EXERCISE MATERIAL:

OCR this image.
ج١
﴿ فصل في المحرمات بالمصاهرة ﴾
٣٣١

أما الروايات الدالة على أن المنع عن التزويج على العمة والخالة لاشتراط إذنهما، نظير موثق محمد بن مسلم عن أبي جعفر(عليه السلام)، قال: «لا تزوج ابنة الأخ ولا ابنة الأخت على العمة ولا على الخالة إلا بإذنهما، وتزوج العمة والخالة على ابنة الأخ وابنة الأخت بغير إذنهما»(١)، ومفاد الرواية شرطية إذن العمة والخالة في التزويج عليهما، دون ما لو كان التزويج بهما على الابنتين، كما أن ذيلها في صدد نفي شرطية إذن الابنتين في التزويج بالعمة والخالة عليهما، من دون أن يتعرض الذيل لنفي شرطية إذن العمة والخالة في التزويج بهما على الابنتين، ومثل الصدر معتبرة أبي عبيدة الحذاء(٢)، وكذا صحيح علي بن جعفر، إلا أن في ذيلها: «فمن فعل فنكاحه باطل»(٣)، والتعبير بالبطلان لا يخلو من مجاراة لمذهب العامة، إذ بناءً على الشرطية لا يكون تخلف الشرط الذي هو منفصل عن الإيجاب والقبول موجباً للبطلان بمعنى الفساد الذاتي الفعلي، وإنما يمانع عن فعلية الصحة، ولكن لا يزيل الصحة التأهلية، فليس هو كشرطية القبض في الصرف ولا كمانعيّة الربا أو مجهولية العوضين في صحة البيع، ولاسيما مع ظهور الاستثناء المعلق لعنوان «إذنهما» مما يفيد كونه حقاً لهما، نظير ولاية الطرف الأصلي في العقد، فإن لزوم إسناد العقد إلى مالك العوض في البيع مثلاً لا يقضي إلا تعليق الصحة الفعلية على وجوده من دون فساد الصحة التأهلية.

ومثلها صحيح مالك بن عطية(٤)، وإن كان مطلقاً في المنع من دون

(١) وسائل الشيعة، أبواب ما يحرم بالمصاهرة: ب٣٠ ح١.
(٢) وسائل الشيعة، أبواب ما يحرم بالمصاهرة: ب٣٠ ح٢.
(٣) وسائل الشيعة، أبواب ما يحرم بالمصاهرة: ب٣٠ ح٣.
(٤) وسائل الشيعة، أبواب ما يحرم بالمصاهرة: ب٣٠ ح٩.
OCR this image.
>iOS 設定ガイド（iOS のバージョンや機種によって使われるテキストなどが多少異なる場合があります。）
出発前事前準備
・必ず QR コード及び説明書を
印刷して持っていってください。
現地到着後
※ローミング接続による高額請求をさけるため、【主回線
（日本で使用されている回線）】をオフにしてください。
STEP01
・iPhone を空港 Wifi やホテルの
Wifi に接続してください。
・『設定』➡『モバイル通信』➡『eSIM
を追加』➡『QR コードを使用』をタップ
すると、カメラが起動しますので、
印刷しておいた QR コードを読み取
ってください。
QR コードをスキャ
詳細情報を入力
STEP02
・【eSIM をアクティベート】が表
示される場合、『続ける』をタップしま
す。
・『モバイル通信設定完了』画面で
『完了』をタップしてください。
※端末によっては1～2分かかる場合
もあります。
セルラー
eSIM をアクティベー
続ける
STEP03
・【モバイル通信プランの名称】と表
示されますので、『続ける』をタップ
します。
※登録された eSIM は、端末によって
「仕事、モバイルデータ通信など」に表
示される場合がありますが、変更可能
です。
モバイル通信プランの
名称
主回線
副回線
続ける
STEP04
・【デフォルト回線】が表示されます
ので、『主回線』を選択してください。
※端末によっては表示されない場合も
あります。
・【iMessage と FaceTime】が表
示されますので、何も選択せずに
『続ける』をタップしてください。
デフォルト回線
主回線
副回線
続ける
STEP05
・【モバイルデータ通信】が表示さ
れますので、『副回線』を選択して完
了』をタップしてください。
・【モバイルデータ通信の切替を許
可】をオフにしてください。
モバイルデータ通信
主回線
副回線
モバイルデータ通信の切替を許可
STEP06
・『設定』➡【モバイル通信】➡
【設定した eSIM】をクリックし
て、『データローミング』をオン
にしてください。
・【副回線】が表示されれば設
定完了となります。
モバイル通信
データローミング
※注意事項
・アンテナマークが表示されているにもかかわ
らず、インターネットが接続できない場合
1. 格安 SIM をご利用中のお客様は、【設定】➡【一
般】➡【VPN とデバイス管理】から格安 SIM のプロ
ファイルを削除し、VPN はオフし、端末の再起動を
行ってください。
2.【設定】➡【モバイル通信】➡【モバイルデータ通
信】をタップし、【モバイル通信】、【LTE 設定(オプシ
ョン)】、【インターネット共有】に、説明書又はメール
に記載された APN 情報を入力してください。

SET EXERCISE: Return every line exactly.

OUTPUT BELOW:
OCR this image.
ج١
﴿ فصل في المحرمات بالمصاهرة ﴾
٣٣١

أما الروايات الدالة على أن المنع عن التزويج على العمة والخالة لاشتراط إذنهما، نظير موثق محمد بن مسلم عن أبي جعفر(عليه السلام)، قال: «لا تزوج ابنة الأخ ولا ابنة الأخت على العمة ولا على الخالة إلا بإذنهما، وتزوج العمة والخالة على ابنة الأخ وابنة الأخت بغير إذنهما»(١)، ومفاد الرواية شرطية إذن العمة والخالة في التزويج عليهما، دون ما لو كان التزويج بهما على الابنتين، كما أن ذيلها في صدد نفي شرطية إذن الابنتين في التزويج بالعمة والخالة عليهما، من دون أن يتعرض الذيل لنفي شرطية إذن العمة والخالة في التزويج بهما على الابنتين، ومثل الصدر معتبرة أبي عبيدة الحذاء(٢)، وكذا صحيح علي بن جعفر، إلا أن في ذيلها: «فمن فعل فنكاحه باطل»(٣)، والتعبير بالبطلان لا يخلو من مجاراة لمذهب العامة، إذ بناءً على الشرطية لا يكون تخلف الشرط الذي هو منفصل عن الإيجاب والقبول موجباً للبطلان بمعنى الفساد الذاتي الفعلي، وإنما يمانع عن فعلية الصحة، ولكن لا يزيل الصحة التأهلية، فليس هو كشرطية القبض في الصرف ولا كمانعيّة الربا أو مجهولية العوضين في صحة البيع، ولاسيما مع ظهور الاستثناء المعلق لعنوان «إذنهما» مما يفيد كونه حقاً لهما، نظير ولاية الطرف الأصلي في العقد، فإن لزوم إسناد العقد إلى مالك العوض في البيع مثلاً لا يقضي إلا تعليق الصحة الفعلية على وجوده من دون فساد الصحة التأهلية.

ومثلها صحيح مالك بن عطية(٤)، وإن كان مطلقاً في المنع من دون

(١) وسائل الشيعة، أبواب ما يحرم بالمصاهرة: ب٣٠ ح١.
(٢) وسائل الشيعة، أبواب ما يحرم بالمصاهرة: ب٣٠ ح٢.
(٣) وسائل الشيعة، أبواب ما يحرم بالمصاهرة: ب٣٠ ح٣.
(٤) وسائل الشيعة، أبواب ما يحرم بالمصاهرة: ب٣٠ ح٩.
OCR this image.
>iOS 設定ガイド（iOS のバージョンや機種によって使われるテキストなどが多少異なる場合があります。）
出発前事前準備
・必ず QR コード及び説明書を
印刷して持っていってください。
現地到着後
※ローミング接続による高額請求をさけるため、【主回線
（日本で使用されている回線）】をオフにしてください。
STEP01
・iPhone を空港 Wifi やホテルの
Wifi に接続してください。
・『設定』➡『モバイル通信』➡『eSIM
を追加』➡『QR コードを使用』をタップ
すると、カメラが起動しますので、
印刷しておいた QR コードを読み取
ってください。
QR コードをスキャ
詳細情報を入力
STEP02
・【eSIM をアクティベート】が表
示される場合、『続ける』をタップしま
す。
・『モバイル通信設定完了』画面で
『完了』をタップしてください。
※端末によっては1～2分かかる場合
もあります。
セルラー
eSIM をアクティベー
続ける
STEP03
・【モバイル通信プランの名称】と表
示されますので、『続ける』をタップ
します。
※登録された eSIM は、端末によって
「仕事、モバイルデータ通信など」に表
示される場合がありますが、変更可能
です。
モバイル通信プランの
名称
主回線
副回線
続ける
STEP04
・【デフォルト回線】が表示されます
ので、『主回線』を選択してください。
※端末によっては表示されない場合も
あります。
・【iMessage と FaceTime】が表
示されますので、何も選択せずに
『続ける』をタップしてください。
デフォルト回線
主回線
副回線
続ける
STEP05
・【モバイルデータ通信】が表示さ
れますので、『副回線』を選択して完
了』をタップしてください。
・【モバイルデータ通信の切替を許
可】をオフにしてください。
モバイルデータ通信
主回線
副回線
モバイルデータ通信の切替を許可
STEP06
・『設定』➡【モバイル通信】➡
【設定した eSIM】をクリックし
て、『データローミング』をオン
にしてください。
・【副回線】が表示されれば設
定完了となります。
モバイル通信
データローミング
※注意事項
・アンテナマークが表示されているにもかかわ
らず、インターネットが接続できない場合
1. 格安 SIM をご利用中のお客様は、【設定】➡【一
般】➡【VPN とデバイス管理】から格安 SIM のプロ
ファイルを削除し、VPN はオフし、端末の再起動を
行ってください。
2.【設定】➡【モバイル通信】➡【モバイルデータ通
信】をタップし、【モバイル通信】、【LTE 設定(オプシ
ョン)】、【インターネット共有】に、説明書又はメール
に記載された APN 情報を入力してください。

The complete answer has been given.